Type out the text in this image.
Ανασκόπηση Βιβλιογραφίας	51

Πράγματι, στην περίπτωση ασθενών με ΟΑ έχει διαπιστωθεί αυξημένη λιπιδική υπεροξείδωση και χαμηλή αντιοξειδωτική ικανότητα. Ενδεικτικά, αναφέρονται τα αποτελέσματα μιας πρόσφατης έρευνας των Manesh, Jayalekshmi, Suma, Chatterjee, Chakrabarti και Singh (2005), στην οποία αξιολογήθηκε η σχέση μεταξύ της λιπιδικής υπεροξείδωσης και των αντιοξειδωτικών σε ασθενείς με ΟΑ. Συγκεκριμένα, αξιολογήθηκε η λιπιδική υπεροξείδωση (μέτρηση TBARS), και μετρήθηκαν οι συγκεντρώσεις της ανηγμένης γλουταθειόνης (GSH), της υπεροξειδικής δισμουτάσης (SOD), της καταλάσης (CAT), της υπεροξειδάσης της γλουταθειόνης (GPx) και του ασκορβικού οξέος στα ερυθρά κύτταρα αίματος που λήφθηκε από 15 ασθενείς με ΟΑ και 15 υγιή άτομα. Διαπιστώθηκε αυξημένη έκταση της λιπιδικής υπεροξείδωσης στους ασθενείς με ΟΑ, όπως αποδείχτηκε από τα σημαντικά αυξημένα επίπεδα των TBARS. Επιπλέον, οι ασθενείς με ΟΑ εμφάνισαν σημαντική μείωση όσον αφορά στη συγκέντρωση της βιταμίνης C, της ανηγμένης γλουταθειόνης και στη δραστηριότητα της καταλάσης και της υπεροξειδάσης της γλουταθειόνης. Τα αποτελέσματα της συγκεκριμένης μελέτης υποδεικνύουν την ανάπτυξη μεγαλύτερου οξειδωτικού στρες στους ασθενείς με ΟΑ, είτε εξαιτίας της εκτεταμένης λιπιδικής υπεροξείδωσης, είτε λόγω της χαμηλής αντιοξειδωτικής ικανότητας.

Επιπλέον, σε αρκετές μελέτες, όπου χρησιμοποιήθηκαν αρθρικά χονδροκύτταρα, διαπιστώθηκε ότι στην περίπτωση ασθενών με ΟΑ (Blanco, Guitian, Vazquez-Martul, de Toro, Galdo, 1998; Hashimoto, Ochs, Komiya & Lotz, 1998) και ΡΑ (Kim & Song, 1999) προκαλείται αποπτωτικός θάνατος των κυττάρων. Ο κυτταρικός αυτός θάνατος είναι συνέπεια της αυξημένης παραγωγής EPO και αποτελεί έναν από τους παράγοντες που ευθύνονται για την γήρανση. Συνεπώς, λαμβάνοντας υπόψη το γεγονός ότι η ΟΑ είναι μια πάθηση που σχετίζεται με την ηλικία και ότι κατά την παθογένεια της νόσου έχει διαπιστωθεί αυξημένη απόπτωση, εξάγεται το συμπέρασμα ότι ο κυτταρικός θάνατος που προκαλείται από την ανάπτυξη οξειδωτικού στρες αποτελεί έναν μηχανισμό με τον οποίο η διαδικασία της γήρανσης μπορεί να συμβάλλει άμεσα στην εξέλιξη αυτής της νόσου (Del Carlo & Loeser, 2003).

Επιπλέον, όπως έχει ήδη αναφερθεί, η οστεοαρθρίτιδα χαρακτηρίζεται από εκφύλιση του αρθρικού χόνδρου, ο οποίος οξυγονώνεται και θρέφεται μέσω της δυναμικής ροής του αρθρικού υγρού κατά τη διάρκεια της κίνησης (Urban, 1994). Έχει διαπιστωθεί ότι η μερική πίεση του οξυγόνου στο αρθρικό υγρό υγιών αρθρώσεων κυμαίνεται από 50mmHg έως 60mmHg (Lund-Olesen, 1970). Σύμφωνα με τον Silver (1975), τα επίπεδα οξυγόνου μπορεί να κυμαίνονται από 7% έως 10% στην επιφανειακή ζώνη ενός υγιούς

* **GIVEN EXERCISE**
Scan the listing above for the word "κατά" and show each line where it is found.

* **ANSWER TO THE PROBLEM**
Επιπλέον, σε αρκετές μελέτες, όπου χρησιμοποιήθηκαν αρθρικά χονδροκύτταρα, διαπιστώθηκε ότι στην περίπτωση ασθενών με ΟΑ (Blanco, Guitian, Vazquez-Martul, de Toro, Galdo, 1998; Hashimoto, Ochs, Komiya & Lotz, 1998) και ΡΑ (Kim & Song, 1999) προκαλείται αποπτωτικός θάνατος των κυττάρων. Ο κυτταρικός αυτός θάνατος είναι συνέπεια της αυξημένης παραγωγής EPO και αποτελεί έναν από τους παράγοντες που ευθύνονται για την γήρανση. Συνεπώς, λαμβάνοντας υπόψη το γεγονός ότι η ΟΑ είναι μια πάθηση που σχετίζεται με την ηλικία και ότι κατά την παθογένεια της νόσου έχει διαπιστωθεί αυξημένη απόπτωση, εξάγεται το συμπέρασμα ότι ο κυτταρικός θάνατος που προκαλείται από την ανάπτυξη οξειδωτικού στρες αποτελεί έναν μηχανισμό με τον οποίο η διαδικασία της γήρανσης μπορεί να συμβάλλει άμεσα στην εξέλιξη αυτής της νόσου (Del Carlo & Loeser, 2003).
Επιπλέον, όπως έχει ήδη αναφερθεί, η οστεοαρθρίτιδα χαρακτηρίζεται από εκφύλιση του αρθρικού χόνδρου, ο οποίος οξυγονώνεται και θρέφεται μέσω της δυναμικής ροής του αρθρικού υγρού κατά τη διάρκεια της κίνησης (Urban, 1994). Έχει διαπιστωθεί ότι η μερική πίεση του οξυγόνου στο αρθρικό υγρό υγιών αρθρώσεων κυμαίνεται από 50mmHg έως 60mmHg (Lund-Olesen, 1970). Σύμφωνα με τον Silver (1975), τα επίπεδα οξυγόνου μπορεί να κυμαίνονται από 7% έως 10% στην επιφανειακή ζώνη ενός υγιούς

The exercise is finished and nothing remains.